→ **Work required**:
Can you write out, word for word, the lines of the material below, beginning with the line that contains "y-tick-label: 10 (18, 216, 32, 230)" and continuing through the line that contains "Segment this screenshot: for", with both of those lines included?

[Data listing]
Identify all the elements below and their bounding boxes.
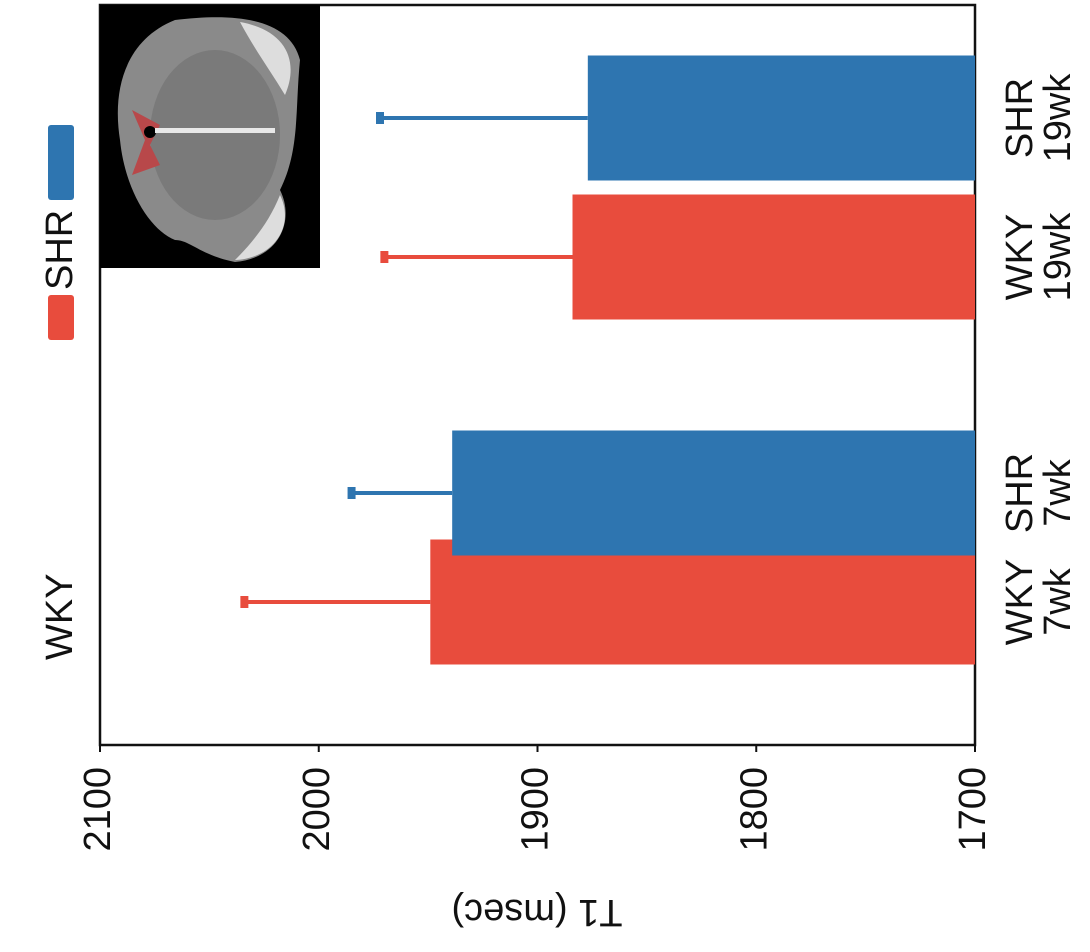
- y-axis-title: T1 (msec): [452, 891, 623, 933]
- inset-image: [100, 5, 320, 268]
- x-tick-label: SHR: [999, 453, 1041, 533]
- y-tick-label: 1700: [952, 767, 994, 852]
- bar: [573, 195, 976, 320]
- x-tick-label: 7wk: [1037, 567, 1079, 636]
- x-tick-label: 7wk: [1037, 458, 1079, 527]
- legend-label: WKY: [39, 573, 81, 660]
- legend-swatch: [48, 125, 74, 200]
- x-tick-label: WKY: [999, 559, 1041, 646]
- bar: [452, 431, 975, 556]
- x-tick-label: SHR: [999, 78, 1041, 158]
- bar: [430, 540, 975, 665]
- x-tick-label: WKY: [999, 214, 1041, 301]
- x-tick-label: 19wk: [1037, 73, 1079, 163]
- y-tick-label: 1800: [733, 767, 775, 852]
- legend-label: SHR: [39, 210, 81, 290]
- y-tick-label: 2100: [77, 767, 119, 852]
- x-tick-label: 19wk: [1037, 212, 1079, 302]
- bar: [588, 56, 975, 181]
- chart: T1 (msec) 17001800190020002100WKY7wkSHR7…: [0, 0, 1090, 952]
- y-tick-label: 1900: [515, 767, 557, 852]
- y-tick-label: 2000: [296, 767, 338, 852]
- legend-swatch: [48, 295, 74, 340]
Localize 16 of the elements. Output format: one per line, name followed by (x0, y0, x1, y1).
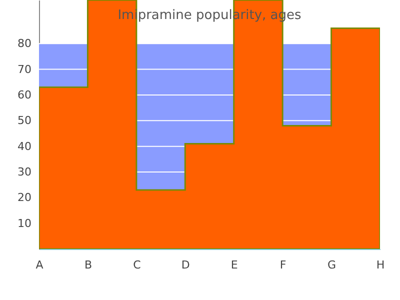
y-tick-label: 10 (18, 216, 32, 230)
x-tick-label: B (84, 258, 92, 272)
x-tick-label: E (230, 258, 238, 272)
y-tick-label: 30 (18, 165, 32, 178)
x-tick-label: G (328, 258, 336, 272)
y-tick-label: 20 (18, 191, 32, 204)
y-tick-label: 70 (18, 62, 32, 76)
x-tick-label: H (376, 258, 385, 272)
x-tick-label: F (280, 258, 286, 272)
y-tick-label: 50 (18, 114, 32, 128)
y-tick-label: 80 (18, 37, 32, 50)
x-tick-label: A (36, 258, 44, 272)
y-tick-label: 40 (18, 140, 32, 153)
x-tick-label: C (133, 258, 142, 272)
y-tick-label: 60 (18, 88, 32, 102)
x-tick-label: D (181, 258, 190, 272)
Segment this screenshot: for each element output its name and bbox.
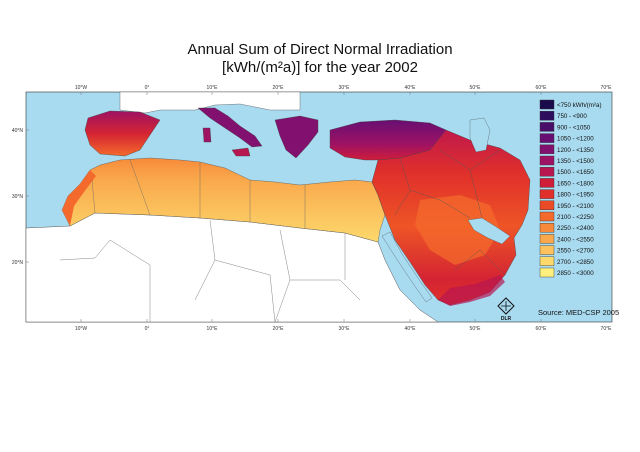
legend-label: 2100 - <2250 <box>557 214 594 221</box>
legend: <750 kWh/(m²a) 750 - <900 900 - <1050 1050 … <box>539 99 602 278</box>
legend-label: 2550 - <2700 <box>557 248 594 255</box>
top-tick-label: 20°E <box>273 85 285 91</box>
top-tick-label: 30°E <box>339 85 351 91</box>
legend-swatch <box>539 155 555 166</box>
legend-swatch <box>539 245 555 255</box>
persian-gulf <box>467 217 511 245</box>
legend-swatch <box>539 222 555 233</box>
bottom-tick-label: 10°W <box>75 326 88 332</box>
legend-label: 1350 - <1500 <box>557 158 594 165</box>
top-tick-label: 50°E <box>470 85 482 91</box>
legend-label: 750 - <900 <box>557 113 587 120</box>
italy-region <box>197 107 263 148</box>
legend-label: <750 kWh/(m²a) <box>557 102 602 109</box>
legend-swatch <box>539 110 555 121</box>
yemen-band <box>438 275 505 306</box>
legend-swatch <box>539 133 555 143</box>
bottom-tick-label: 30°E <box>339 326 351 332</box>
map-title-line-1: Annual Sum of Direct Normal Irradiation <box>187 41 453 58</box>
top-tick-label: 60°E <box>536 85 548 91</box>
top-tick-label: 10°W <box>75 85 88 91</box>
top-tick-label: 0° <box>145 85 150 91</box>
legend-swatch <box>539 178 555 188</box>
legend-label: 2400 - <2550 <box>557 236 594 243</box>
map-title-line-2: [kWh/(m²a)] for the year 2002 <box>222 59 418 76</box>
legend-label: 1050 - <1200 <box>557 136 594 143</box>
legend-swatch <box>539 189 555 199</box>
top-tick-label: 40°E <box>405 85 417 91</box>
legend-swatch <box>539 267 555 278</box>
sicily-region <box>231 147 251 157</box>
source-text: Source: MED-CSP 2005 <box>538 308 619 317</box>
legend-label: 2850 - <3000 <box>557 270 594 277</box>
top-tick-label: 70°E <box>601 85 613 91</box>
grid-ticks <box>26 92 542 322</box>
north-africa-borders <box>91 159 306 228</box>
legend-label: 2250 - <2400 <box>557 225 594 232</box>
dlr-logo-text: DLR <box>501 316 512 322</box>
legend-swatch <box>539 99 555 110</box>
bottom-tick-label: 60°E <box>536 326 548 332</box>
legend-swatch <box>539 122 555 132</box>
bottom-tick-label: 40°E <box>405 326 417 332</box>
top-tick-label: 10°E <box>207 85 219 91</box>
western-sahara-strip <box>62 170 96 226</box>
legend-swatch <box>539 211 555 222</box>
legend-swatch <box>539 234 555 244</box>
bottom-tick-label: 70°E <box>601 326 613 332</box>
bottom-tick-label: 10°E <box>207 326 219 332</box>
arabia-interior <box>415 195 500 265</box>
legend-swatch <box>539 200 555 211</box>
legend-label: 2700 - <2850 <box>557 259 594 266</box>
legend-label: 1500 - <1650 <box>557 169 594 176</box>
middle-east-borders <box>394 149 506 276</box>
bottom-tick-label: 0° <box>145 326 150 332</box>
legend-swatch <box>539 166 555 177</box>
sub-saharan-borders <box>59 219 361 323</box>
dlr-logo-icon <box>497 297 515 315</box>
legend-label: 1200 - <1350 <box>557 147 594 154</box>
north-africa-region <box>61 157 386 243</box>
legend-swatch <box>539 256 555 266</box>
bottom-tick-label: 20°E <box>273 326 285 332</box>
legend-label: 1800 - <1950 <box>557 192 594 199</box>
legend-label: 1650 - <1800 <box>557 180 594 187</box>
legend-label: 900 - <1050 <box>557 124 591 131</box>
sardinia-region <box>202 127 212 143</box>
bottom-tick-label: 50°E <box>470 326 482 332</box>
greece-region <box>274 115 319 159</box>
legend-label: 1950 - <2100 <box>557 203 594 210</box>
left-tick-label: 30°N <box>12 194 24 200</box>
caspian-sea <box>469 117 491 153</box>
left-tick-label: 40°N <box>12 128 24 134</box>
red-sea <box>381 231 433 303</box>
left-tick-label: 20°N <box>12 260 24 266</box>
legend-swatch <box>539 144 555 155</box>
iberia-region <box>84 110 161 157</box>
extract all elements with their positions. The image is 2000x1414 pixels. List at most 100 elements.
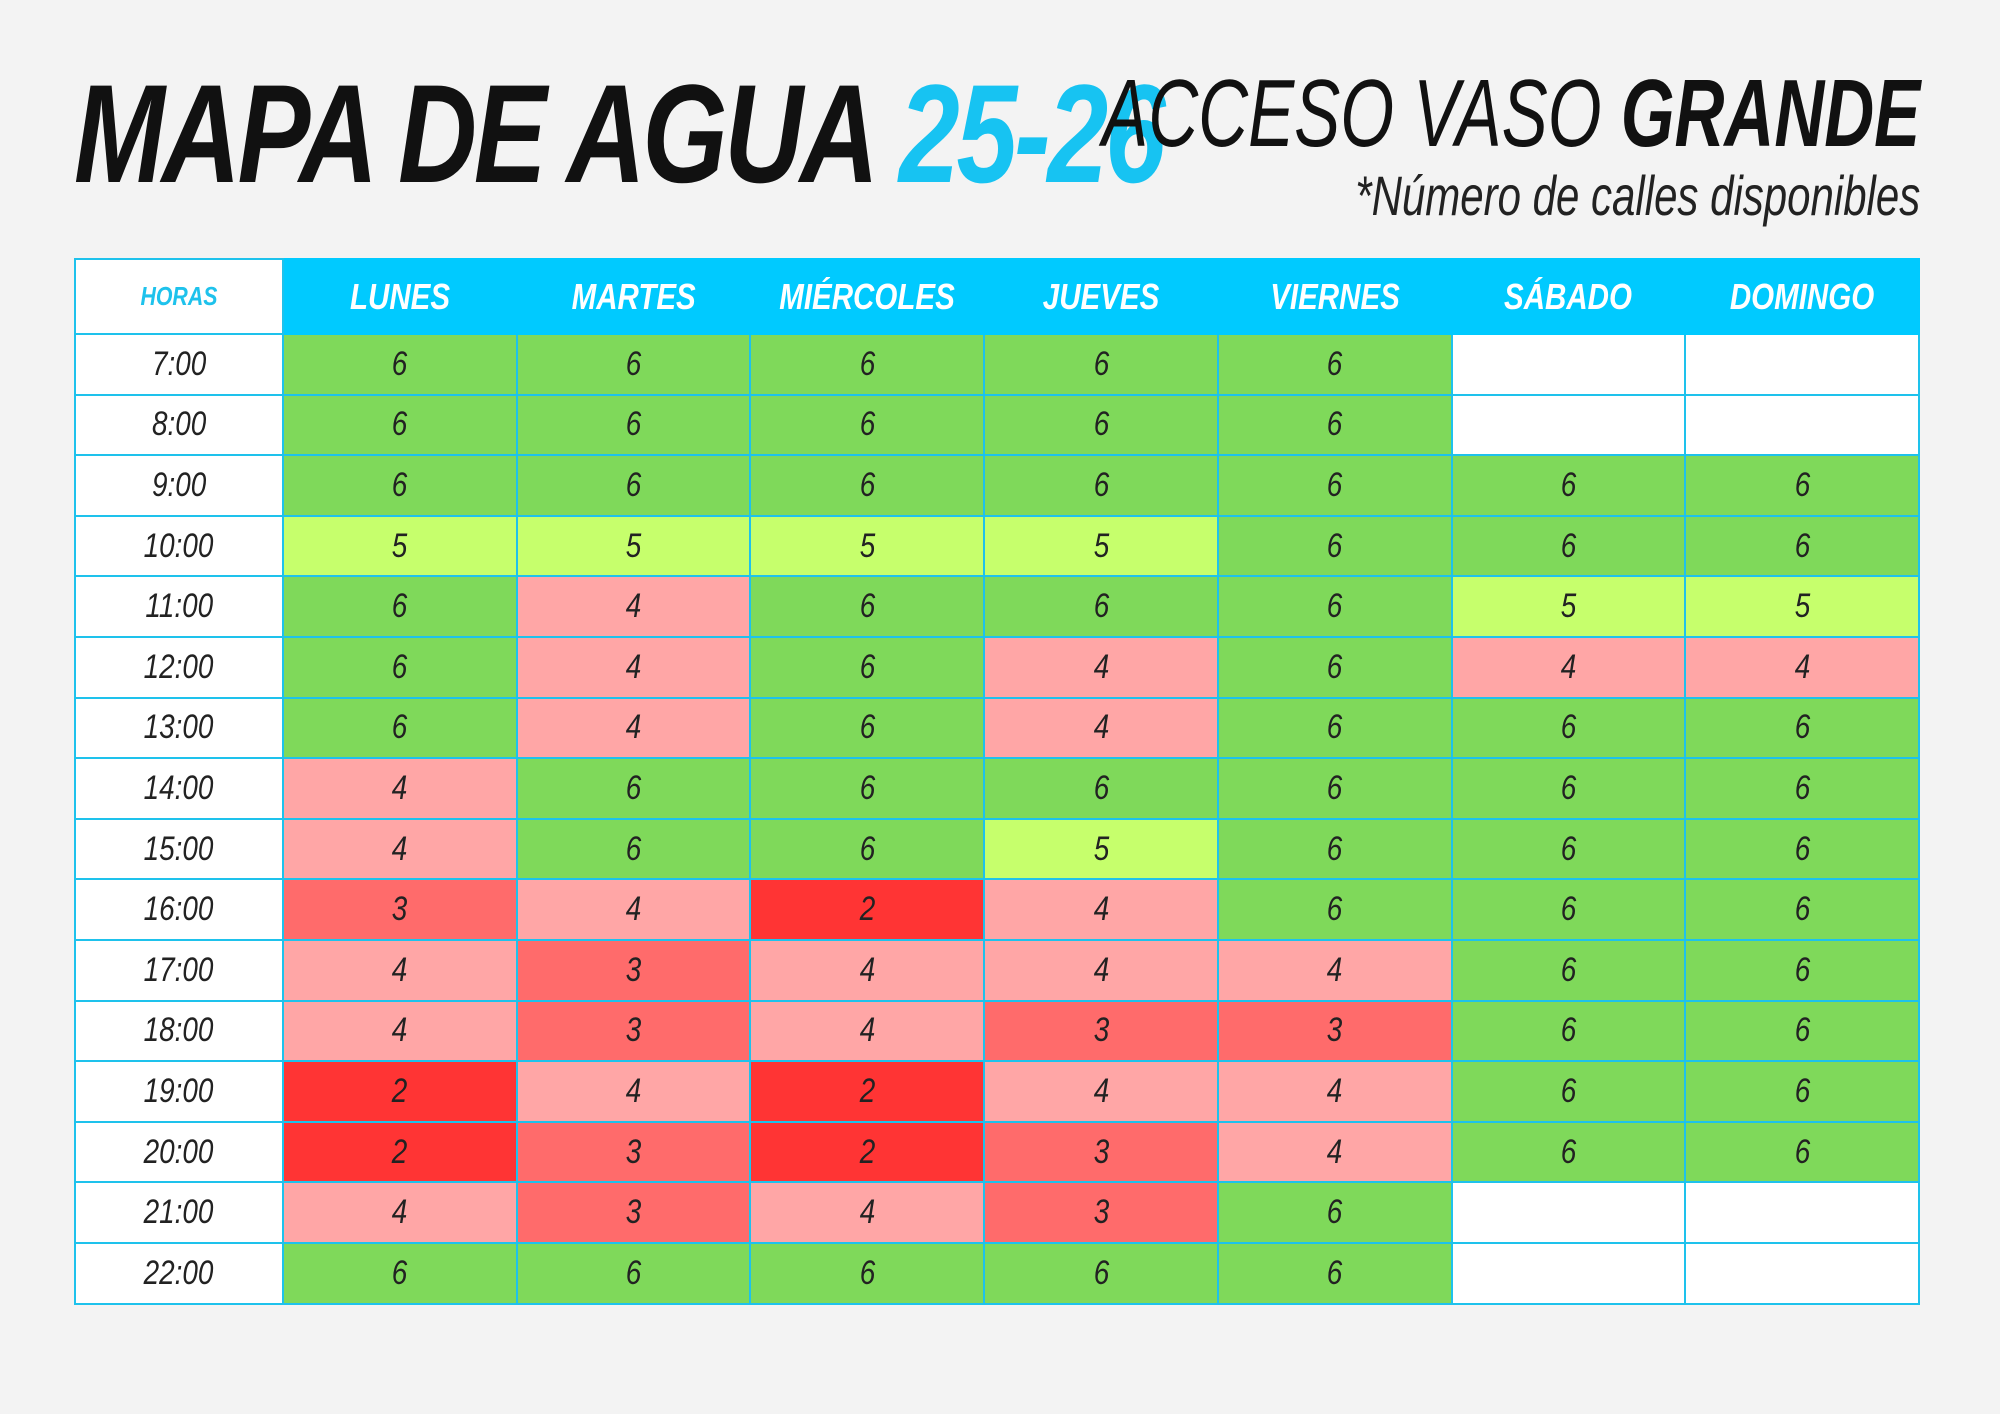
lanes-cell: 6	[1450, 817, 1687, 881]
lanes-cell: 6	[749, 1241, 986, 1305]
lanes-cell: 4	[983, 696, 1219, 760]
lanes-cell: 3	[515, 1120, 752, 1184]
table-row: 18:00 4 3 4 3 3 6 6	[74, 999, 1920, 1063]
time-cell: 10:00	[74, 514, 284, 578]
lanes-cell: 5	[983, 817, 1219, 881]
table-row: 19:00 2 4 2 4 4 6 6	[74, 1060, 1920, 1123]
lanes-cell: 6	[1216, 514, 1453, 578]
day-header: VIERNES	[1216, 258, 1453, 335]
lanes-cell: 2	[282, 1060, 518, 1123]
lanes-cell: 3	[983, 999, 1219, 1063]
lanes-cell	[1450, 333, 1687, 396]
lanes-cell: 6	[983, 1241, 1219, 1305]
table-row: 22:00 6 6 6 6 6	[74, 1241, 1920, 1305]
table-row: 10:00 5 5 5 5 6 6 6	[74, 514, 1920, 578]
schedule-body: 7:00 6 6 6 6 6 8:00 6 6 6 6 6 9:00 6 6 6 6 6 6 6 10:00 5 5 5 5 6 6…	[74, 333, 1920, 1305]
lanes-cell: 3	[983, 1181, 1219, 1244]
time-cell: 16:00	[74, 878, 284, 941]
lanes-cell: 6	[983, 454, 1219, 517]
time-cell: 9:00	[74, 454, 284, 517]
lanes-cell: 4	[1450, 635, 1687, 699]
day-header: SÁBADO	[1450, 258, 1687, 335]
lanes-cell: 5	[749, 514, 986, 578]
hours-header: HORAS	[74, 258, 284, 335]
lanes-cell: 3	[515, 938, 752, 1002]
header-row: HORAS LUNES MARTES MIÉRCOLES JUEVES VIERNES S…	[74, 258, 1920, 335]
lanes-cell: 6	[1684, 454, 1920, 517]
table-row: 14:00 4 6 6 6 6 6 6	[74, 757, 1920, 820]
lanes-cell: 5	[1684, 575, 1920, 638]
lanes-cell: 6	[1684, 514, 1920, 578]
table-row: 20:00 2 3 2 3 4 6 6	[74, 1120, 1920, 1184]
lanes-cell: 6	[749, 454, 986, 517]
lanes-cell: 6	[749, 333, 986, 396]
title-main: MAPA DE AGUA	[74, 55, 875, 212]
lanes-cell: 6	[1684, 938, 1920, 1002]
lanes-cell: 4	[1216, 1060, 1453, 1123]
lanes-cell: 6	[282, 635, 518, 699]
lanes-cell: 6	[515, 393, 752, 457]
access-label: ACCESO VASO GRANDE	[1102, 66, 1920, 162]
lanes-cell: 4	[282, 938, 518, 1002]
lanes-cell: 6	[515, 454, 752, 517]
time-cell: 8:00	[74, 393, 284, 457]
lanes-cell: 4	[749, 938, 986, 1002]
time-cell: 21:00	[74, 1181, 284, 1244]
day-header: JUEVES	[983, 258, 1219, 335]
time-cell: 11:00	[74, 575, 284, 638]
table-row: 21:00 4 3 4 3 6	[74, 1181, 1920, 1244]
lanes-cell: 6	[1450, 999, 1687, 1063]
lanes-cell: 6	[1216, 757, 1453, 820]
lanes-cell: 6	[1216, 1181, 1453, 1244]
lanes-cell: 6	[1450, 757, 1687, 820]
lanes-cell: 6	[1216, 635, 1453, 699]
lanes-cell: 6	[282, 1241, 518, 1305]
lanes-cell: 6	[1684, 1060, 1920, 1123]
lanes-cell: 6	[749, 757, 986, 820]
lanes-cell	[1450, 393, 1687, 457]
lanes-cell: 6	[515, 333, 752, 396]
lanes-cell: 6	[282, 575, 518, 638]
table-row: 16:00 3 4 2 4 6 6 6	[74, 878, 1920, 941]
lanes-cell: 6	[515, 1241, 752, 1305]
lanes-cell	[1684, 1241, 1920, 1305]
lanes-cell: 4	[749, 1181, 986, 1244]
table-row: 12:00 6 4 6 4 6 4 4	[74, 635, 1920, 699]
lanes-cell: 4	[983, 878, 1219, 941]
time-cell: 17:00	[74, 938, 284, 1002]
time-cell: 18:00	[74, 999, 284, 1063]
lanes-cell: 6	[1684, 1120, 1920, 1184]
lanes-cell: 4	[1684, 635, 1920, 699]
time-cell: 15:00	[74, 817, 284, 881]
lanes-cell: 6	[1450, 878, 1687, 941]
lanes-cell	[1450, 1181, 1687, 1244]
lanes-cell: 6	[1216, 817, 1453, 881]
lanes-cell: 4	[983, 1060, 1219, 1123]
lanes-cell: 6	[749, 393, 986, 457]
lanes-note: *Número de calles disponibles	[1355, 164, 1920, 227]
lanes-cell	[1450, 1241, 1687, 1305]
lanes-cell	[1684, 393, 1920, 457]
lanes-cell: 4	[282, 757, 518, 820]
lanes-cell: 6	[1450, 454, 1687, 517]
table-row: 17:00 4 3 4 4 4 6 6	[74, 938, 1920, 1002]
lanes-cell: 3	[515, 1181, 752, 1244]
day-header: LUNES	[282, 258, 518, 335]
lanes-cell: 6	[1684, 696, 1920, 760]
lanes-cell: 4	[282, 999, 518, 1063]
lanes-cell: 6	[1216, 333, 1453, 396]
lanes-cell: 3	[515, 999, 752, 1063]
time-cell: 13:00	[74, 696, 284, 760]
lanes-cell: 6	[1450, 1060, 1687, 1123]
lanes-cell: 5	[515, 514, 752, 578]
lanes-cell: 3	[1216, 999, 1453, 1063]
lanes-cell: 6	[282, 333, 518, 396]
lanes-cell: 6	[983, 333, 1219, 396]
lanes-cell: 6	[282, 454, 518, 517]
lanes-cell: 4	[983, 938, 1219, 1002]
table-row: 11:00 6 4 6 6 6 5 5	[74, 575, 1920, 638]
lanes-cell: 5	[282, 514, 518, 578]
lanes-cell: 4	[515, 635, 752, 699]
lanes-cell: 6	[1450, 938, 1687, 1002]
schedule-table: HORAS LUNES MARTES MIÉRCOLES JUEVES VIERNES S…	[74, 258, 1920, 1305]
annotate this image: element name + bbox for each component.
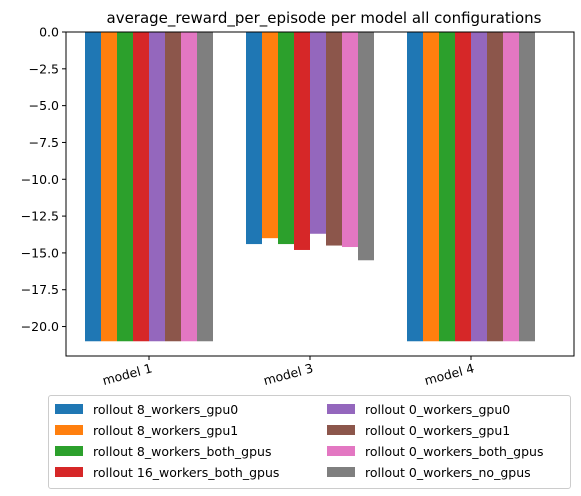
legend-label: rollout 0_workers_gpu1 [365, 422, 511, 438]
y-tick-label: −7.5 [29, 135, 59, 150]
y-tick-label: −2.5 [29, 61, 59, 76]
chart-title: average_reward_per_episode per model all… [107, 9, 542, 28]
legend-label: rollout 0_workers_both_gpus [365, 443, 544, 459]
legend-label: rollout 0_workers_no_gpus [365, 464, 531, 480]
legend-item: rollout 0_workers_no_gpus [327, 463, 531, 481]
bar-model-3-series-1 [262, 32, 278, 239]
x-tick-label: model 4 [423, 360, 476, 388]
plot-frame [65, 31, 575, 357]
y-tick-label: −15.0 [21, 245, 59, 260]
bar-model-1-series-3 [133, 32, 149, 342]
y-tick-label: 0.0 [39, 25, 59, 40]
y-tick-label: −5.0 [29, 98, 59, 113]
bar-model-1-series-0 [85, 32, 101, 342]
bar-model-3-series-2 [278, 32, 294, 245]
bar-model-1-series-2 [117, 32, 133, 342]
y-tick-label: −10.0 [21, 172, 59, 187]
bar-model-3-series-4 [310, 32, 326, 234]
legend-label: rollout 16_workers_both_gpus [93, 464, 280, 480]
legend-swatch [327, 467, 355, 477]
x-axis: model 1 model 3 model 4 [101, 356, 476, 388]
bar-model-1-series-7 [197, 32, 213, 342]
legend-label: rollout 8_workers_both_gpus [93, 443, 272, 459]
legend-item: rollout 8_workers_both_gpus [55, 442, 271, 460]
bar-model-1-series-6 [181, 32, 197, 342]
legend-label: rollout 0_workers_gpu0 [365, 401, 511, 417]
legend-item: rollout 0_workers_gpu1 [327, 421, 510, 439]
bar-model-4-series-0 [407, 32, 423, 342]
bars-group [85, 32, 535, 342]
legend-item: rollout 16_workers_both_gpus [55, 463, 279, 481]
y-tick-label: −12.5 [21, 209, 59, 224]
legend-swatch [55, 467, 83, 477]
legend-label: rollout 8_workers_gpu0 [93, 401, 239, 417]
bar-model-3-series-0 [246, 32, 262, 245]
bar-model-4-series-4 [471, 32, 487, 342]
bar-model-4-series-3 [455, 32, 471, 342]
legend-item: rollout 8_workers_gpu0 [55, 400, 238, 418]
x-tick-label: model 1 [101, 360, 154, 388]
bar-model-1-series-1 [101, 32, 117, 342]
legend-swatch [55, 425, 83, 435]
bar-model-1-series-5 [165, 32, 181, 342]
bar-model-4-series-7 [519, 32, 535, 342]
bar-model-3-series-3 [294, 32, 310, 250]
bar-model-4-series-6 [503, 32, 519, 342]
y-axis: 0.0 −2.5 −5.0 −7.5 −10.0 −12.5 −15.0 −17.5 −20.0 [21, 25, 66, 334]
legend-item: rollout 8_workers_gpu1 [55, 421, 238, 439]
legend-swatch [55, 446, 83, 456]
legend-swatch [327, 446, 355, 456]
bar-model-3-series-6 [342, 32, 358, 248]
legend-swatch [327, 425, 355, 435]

→ **Task answer**:
y-tick-label: 10 (18, 216, 32, 230)
x-tick-label: B (84, 258, 92, 272)
x-tick-label: E (230, 258, 238, 272)
y-tick-label: 30 (18, 165, 32, 178)
x-tick-label: G (328, 258, 336, 272)
y-tick-label: 20 (18, 191, 32, 204)
y-tick-label: 70 (18, 62, 32, 76)
x-tick-label: H (376, 258, 385, 272)
x-tick-label: F (280, 258, 286, 272)
y-tick-label: 50 (18, 114, 32, 128)
y-tick-label: 80 (18, 37, 32, 50)
x-tick-label: A (36, 258, 44, 272)
y-tick-label: 40 (18, 140, 32, 153)
x-tick-label: C (133, 258, 142, 272)
y-tick-label: 60 (18, 88, 32, 102)
x-tick-label: D (181, 258, 190, 272)
Segment this screenshot: for each element output its name and bbox.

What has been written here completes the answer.